**TASK BRIEF**
Could you print all the entries exactly?

________________________________________

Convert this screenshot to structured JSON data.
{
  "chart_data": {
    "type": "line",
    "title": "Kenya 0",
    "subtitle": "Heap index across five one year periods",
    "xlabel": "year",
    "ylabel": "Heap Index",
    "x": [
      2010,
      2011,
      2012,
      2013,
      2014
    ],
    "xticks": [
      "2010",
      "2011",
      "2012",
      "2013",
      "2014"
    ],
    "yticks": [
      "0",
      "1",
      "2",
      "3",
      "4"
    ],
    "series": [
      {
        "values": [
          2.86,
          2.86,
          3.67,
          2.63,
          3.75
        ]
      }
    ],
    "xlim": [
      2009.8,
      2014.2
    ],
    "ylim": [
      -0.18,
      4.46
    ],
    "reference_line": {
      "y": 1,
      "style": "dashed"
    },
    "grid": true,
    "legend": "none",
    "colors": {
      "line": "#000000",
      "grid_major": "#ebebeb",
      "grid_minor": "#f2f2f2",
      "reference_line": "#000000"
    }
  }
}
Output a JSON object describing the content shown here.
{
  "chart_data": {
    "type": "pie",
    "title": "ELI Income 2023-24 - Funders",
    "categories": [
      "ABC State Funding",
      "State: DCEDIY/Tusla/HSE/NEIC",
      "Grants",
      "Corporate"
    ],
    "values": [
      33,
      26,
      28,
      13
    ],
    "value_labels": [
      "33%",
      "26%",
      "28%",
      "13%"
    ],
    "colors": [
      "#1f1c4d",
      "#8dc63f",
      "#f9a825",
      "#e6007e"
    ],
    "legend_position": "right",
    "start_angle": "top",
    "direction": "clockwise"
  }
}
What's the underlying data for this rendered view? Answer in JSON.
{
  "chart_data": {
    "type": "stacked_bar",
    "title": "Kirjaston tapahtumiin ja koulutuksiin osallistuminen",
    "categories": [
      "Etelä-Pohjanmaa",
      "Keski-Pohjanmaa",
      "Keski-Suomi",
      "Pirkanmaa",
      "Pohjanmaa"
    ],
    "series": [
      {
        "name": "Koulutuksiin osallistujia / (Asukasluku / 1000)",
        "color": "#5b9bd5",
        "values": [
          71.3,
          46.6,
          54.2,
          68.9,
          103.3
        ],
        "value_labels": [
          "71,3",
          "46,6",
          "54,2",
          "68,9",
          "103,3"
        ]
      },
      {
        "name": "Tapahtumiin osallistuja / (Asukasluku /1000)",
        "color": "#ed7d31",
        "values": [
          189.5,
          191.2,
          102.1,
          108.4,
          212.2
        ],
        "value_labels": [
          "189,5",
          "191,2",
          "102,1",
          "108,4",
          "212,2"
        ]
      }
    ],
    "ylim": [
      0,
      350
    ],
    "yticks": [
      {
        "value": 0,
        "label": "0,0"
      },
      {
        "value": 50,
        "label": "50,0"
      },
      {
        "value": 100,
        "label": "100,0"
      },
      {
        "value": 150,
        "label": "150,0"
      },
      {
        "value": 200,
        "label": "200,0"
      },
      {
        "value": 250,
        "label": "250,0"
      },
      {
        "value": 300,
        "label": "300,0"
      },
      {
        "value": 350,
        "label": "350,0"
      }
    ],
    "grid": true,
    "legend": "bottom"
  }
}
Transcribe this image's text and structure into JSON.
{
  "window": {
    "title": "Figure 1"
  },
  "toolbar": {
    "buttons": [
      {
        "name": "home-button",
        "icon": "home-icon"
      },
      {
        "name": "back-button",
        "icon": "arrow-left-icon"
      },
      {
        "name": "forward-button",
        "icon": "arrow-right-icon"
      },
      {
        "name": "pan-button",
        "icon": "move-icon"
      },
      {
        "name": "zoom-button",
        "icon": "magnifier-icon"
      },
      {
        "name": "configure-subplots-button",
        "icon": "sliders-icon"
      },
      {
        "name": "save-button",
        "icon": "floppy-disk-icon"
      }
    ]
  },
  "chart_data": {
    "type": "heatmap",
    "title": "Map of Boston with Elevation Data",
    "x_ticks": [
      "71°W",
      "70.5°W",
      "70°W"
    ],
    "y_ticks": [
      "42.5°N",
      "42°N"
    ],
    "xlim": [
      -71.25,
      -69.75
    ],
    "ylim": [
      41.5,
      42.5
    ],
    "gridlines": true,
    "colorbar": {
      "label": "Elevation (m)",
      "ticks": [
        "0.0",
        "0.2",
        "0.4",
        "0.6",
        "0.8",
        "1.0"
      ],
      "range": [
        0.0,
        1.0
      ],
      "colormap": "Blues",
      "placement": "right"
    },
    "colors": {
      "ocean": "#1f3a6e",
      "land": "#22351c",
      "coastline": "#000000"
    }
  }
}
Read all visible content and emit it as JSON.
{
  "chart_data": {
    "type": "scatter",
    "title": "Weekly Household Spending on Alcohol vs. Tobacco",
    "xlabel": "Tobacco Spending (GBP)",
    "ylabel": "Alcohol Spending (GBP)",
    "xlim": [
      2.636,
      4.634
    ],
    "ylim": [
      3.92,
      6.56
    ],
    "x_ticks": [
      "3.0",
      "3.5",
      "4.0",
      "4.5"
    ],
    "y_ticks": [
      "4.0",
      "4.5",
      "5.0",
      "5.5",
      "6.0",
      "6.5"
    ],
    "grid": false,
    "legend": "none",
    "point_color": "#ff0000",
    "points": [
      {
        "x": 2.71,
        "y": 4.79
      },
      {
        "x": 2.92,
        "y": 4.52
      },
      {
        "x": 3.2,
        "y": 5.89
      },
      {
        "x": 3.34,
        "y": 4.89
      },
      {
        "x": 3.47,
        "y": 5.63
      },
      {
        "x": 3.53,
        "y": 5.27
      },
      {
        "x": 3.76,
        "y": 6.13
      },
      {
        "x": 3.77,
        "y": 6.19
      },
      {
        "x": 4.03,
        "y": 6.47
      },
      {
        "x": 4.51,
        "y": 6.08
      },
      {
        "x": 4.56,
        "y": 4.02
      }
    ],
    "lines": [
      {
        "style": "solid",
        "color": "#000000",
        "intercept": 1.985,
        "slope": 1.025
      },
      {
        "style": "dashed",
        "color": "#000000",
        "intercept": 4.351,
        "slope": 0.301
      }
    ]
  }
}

________________________________________

**WRITTEN SOLUTION**
Convert this screenshot to structured JSON data.
{
  "chart_data": {
    "type": "line",
    "title": "Kenya 0",
    "subtitle": "Heap index across five one year periods",
    "xlabel": "year",
    "ylabel": "Heap Index",
    "x": [
      2010,
      2011,
      2012,
      2013,
      2014
    ],
    "xticks": [
      "2010",
      "2011",
      "2012",
      "2013",
      "2014"
    ],
    "yticks": [
      "0",
      "1",
      "2",
      "3",
      "4"
    ],
    "series": [
      {
        "values": [
          2.86,
          2.86,
          3.67,
          2.63,
          3.75
        ]
      }
    ],
    "xlim": [
      2009.8,
      2014.2
    ],
    "ylim": [
      -0.18,
      4.46
    ],
    "reference_line": {
      "y": 1,
      "style": "dashed"
    },
    "grid": true,
    "legend": "none",
    "colors": {
      "line": "#000000",
      "grid_major": "#ebebeb",
      "grid_minor": "#f2f2f2",
      "reference_line": "#000000"
    }
  }
}
Output a JSON object describing the content shown here.
{
  "chart_data": {
    "type": "pie",
    "title": "ELI Income 2023-24 - Funders",
    "categories": [
      "ABC State Funding",
      "State: DCEDIY/Tusla/HSE/NEIC",
      "Grants",
      "Corporate"
    ],
    "values": [
      33,
      26,
      28,
      13
    ],
    "value_labels": [
      "33%",
      "26%",
      "28%",
      "13%"
    ],
    "colors": [
      "#1f1c4d",
      "#8dc63f",
      "#f9a825",
      "#e6007e"
    ],
    "legend_position": "right",
    "start_angle": "top",
    "direction": "clockwise"
  }
}
What's the underlying data for this rendered view? Answer in JSON.
{
  "chart_data": {
    "type": "stacked_bar",
    "title": "Kirjaston tapahtumiin ja koulutuksiin osallistuminen",
    "categories": [
      "Etelä-Pohjanmaa",
      "Keski-Pohjanmaa",
      "Keski-Suomi",
      "Pirkanmaa",
      "Pohjanmaa"
    ],
    "series": [
      {
        "name": "Koulutuksiin osallistujia / (Asukasluku / 1000)",
        "color": "#5b9bd5",
        "values": [
          71.3,
          46.6,
          54.2,
          68.9,
          103.3
        ],
        "value_labels": [
          "71,3",
          "46,6",
          "54,2",
          "68,9",
          "103,3"
        ]
      },
      {
        "name": "Tapahtumiin osallistuja / (Asukasluku /1000)",
        "color": "#ed7d31",
        "values": [
          189.5,
          191.2,
          102.1,
          108.4,
          212.2
        ],
        "value_labels": [
          "189,5",
          "191,2",
          "102,1",
          "108,4",
          "212,2"
        ]
      }
    ],
    "ylim": [
      0,
      350
    ],
    "yticks": [
      {
        "value": 0,
        "label": "0,0"
      },
      {
        "value": 50,
        "label": "50,0"
      },
      {
        "value": 100,
        "label": "100,0"
      },
      {
        "value": 150,
        "label": "150,0"
      },
      {
        "value": 200,
        "label": "200,0"
      },
      {
        "value": 250,
        "label": "250,0"
      },
      {
        "value": 300,
        "label": "300,0"
      },
      {
        "value": 350,
        "label": "350,0"
      }
    ],
    "grid": true,
    "legend": "bottom"
  }
}
Transcribe this image's text and structure into JSON.
{
  "window": {
    "title": "Figure 1"
  },
  "toolbar": {
    "buttons": [
      {
        "name": "home-button",
        "icon": "home-icon"
      },
      {
        "name": "back-button",
        "icon": "arrow-left-icon"
      },
      {
        "name": "forward-button",
        "icon": "arrow-right-icon"
      },
      {
        "name": "pan-button",
        "icon": "move-icon"
      },
      {
        "name": "zoom-button",
        "icon": "magnifier-icon"
      },
      {
        "name": "configure-subplots-button",
        "icon": "sliders-icon"
      },
      {
        "name": "save-button",
        "icon": "floppy-disk-icon"
      }
    ]
  },
  "chart_data": {
    "type": "heatmap",
    "title": "Map of Boston with Elevation Data",
    "x_ticks": [
      "71°W",
      "70.5°W",
      "70°W"
    ],
    "y_ticks": [
      "42.5°N",
      "42°N"
    ],
    "xlim": [
      -71.25,
      -69.75
    ],
    "ylim": [
      41.5,
      42.5
    ],
    "gridlines": true,
    "colorbar": {
      "label": "Elevation (m)",
      "ticks": [
        "0.0",
        "0.2",
        "0.4",
        "0.6",
        "0.8",
        "1.0"
      ],
      "range": [
        0.0,
        1.0
      ],
      "colormap": "Blues",
      "placement": "right"
    },
    "colors": {
      "ocean": "#1f3a6e",
      "land": "#22351c",
      "coastline": "#000000"
    }
  }
}
Read all visible content and emit it as JSON.
{
  "chart_data": {
    "type": "scatter",
    "title": "Weekly Household Spending on Alcohol vs. Tobacco",
    "xlabel": "Tobacco Spending (GBP)",
    "ylabel": "Alcohol Spending (GBP)",
    "xlim": [
      2.636,
      4.634
    ],
    "ylim": [
      3.92,
      6.56
    ],
    "x_ticks": [
      "3.0",
      "3.5",
      "4.0",
      "4.5"
    ],
    "y_ticks": [
      "4.0",
      "4.5",
      "5.0",
      "5.5",
      "6.0",
      "6.5"
    ],
    "grid": false,
    "legend": "none",
    "point_color": "#ff0000",
    "points": [
      {
        "x": 2.71,
        "y": 4.79
      },
      {
        "x": 2.92,
        "y": 4.52
      },
      {
        "x": 3.2,
        "y": 5.89
      },
      {
        "x": 3.34,
        "y": 4.89
      },
      {
        "x": 3.47,
        "y": 5.63
      },
      {
        "x": 3.53,
        "y": 5.27
      },
      {
        "x": 3.76,
        "y": 6.13
      },
      {
        "x": 3.77,
        "y": 6.19
      },
      {
        "x": 4.03,
        "y": 6.47
      },
      {
        "x": 4.51,
        "y": 6.08
      },
      {
        "x": 4.56,
        "y": 4.02
      }
    ],
    "lines": [
      {
        "style": "solid",
        "color": "#000000",
        "intercept": 1.985,
        "slope": 1.025
      },
      {
        "style": "dashed",
        "color": "#000000",
        "intercept": 4.351,
        "slope": 0.301
      }
    ]
  }
}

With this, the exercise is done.